(Set problem): The records below are to be quoted in full; please keep every word exact.

Data entries for graphics:
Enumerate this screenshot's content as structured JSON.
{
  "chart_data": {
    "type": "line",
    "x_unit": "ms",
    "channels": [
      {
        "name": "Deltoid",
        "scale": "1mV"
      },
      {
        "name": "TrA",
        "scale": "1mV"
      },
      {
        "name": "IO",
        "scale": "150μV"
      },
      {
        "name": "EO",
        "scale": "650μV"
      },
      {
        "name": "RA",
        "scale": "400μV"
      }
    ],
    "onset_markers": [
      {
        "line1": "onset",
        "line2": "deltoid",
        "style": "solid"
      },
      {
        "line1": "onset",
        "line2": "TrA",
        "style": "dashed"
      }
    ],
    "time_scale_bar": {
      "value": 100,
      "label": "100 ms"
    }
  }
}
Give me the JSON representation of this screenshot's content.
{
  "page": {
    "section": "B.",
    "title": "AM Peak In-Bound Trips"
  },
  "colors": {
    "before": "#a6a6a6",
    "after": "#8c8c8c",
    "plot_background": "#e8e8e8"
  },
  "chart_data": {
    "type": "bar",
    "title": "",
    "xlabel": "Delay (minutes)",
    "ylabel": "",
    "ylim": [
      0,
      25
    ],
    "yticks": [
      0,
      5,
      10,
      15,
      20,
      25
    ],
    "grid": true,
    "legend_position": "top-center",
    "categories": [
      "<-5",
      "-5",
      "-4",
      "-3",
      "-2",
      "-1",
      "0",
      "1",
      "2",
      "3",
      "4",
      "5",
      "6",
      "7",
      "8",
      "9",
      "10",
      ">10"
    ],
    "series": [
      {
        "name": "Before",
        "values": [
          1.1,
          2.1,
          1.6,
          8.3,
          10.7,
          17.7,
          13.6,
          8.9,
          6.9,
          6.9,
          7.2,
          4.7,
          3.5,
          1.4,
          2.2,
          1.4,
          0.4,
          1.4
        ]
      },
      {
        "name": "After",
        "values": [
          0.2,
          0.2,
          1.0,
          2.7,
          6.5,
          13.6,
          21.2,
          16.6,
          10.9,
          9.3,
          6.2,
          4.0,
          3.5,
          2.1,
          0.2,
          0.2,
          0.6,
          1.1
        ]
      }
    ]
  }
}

(Solution to this task):
Enumerate this screenshot's content as structured JSON.
{
  "chart_data": {
    "type": "line",
    "x_unit": "ms",
    "channels": [
      {
        "name": "Deltoid",
        "scale": "1mV"
      },
      {
        "name": "TrA",
        "scale": "1mV"
      },
      {
        "name": "IO",
        "scale": "150μV"
      },
      {
        "name": "EO",
        "scale": "650μV"
      },
      {
        "name": "RA",
        "scale": "400μV"
      }
    ],
    "onset_markers": [
      {
        "line1": "onset",
        "line2": "deltoid",
        "style": "solid"
      },
      {
        "line1": "onset",
        "line2": "TrA",
        "style": "dashed"
      }
    ],
    "time_scale_bar": {
      "value": 100,
      "label": "100 ms"
    }
  }
}
Give me the JSON representation of this screenshot's content.
{
  "page": {
    "section": "B.",
    "title": "AM Peak In-Bound Trips"
  },
  "colors": {
    "before": "#a6a6a6",
    "after": "#8c8c8c",
    "plot_background": "#e8e8e8"
  },
  "chart_data": {
    "type": "bar",
    "title": "",
    "xlabel": "Delay (minutes)",
    "ylabel": "",
    "ylim": [
      0,
      25
    ],
    "yticks": [
      0,
      5,
      10,
      15,
      20,
      25
    ],
    "grid": true,
    "legend_position": "top-center",
    "categories": [
      "<-5",
      "-5",
      "-4",
      "-3",
      "-2",
      "-1",
      "0",
      "1",
      "2",
      "3",
      "4",
      "5",
      "6",
      "7",
      "8",
      "9",
      "10",
      ">10"
    ],
    "series": [
      {
        "name": "Before",
        "values": [
          1.1,
          2.1,
          1.6,
          8.3,
          10.7,
          17.7,
          13.6,
          8.9,
          6.9,
          6.9,
          7.2,
          4.7,
          3.5,
          1.4,
          2.2,
          1.4,
          0.4,
          1.4
        ]
      },
      {
        "name": "After",
        "values": [
          0.2,
          0.2,
          1.0,
          2.7,
          6.5,
          13.6,
          21.2,
          16.6,
          10.9,
          9.3,
          6.2,
          4.0,
          3.5,
          2.1,
          0.2,
          0.2,
          0.6,
          1.1
        ]
      }
    ]
  }
}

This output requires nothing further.